Aim:
Return all lines with the word "iPads" in them.

========================

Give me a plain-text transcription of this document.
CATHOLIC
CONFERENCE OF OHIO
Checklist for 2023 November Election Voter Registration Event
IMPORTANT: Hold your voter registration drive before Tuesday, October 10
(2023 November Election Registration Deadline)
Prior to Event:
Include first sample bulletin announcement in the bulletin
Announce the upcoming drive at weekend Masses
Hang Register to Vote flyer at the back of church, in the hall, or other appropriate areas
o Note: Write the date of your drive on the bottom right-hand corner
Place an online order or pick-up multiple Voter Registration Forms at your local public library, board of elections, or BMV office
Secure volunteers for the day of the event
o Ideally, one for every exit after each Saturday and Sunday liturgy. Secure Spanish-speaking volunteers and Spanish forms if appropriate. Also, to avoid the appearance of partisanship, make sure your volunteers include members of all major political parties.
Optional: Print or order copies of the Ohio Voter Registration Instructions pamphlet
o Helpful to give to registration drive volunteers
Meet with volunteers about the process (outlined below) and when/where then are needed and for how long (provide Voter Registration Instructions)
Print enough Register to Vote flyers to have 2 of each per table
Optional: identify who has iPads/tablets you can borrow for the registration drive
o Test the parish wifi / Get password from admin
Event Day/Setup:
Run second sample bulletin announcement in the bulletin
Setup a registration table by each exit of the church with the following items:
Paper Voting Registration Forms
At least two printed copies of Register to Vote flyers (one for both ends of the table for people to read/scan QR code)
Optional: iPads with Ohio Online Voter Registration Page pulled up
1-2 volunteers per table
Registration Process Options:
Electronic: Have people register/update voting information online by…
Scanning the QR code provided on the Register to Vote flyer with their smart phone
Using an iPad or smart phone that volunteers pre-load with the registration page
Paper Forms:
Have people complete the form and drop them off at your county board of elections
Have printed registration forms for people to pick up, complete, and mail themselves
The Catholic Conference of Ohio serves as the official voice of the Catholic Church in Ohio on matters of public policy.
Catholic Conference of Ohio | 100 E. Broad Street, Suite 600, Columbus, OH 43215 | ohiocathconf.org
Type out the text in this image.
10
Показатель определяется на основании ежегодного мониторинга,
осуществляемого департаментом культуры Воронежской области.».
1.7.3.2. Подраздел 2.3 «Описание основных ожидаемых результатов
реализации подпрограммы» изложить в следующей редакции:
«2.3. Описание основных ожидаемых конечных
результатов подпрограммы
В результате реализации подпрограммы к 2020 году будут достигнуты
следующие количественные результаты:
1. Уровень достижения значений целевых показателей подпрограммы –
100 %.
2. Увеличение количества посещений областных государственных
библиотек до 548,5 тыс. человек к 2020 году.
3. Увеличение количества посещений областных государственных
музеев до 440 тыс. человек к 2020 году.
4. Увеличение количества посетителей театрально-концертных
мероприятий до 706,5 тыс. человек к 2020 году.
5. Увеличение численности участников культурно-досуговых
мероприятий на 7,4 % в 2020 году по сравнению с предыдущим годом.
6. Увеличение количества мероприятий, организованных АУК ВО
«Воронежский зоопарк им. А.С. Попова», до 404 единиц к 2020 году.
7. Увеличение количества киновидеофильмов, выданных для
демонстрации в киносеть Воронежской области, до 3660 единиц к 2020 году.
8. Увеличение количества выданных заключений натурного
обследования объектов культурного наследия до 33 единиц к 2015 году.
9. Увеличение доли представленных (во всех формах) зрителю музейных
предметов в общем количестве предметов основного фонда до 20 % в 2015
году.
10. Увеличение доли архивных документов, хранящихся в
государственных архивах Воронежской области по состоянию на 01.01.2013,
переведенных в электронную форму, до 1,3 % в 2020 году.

========================

Exercise solution:
Optional: identify who has iPads/tablets you can borrow for the registration drive
Optional: iPads with Ohio Online Voter Registration Page pulled up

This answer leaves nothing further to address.